Exercise data start

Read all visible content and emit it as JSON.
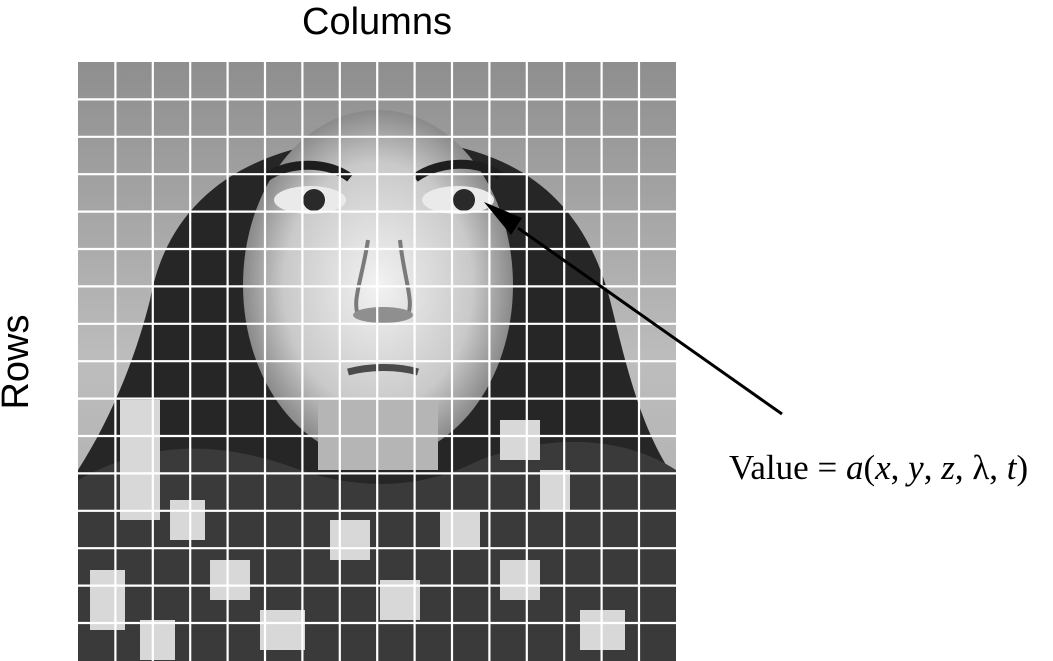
{
  "labels": {
    "columns": "Columns",
    "rows": "Rows"
  },
  "formula": {
    "prefix": "Value = ",
    "func": "a",
    "open": "(",
    "x": "x",
    "sep1": ", ",
    "y": "y",
    "sep2": ", ",
    "z": "z",
    "sep3": ", ",
    "lambda": "λ",
    "sep4": ", ",
    "t": "t",
    "close": ")"
  },
  "image": {
    "subject": "grayscale portrait of a woman in a light hat and patterned scarf, overlaid with a pixel grid",
    "grid_columns": 16,
    "grid_rows": 16
  },
  "colors": {
    "grid_lines": "#ffffff",
    "arrow": "#000000",
    "text": "#000000"
  }
}
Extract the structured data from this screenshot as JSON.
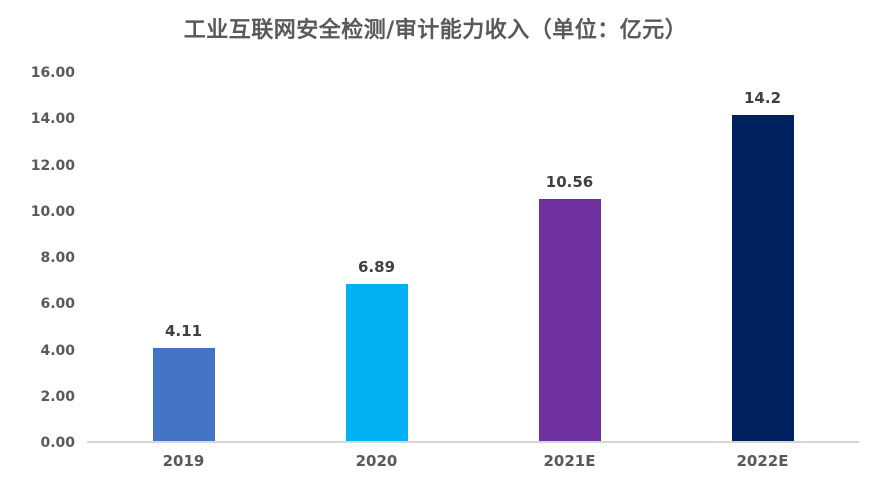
{
  "title": "工业互联网安全检测/审计能力收入（单位：亿元）",
  "chart_data": {
    "type": "bar",
    "title": "工业互联网安全检测/审计能力收入（单位：亿元）",
    "categories": [
      "2019",
      "2020",
      "2021E",
      "2022E"
    ],
    "values": [
      4.11,
      6.89,
      10.56,
      14.2
    ],
    "value_labels": [
      "4.11",
      "6.89",
      "10.56",
      "14.2"
    ],
    "bar_colors": [
      "#4472C4",
      "#00B0F0",
      "#7030A0",
      "#002060"
    ],
    "xlabel": "",
    "ylabel": "",
    "ylim": [
      0,
      16
    ],
    "ytick_step": 2,
    "ytick_labels": [
      "0.00",
      "2.00",
      "4.00",
      "6.00",
      "8.00",
      "10.00",
      "12.00",
      "14.00",
      "16.00"
    ],
    "grid": false,
    "legend": false
  },
  "colors": {
    "title_text": "#595959",
    "axis_text": "#595959",
    "value_label_text": "#404040",
    "axis_line": "#D6D6D6",
    "background": "#FFFFFF"
  }
}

Exercise data end

• **Exercise**: Go through the listing above and return every line where the word "审计能力收入" occurs.

• **Output of the task**:
  "title": "工业互联网安全检测/审计能力收入（单位：亿元）",
    "title": "工业互联网安全检测/审计能力收入（单位：亿元）",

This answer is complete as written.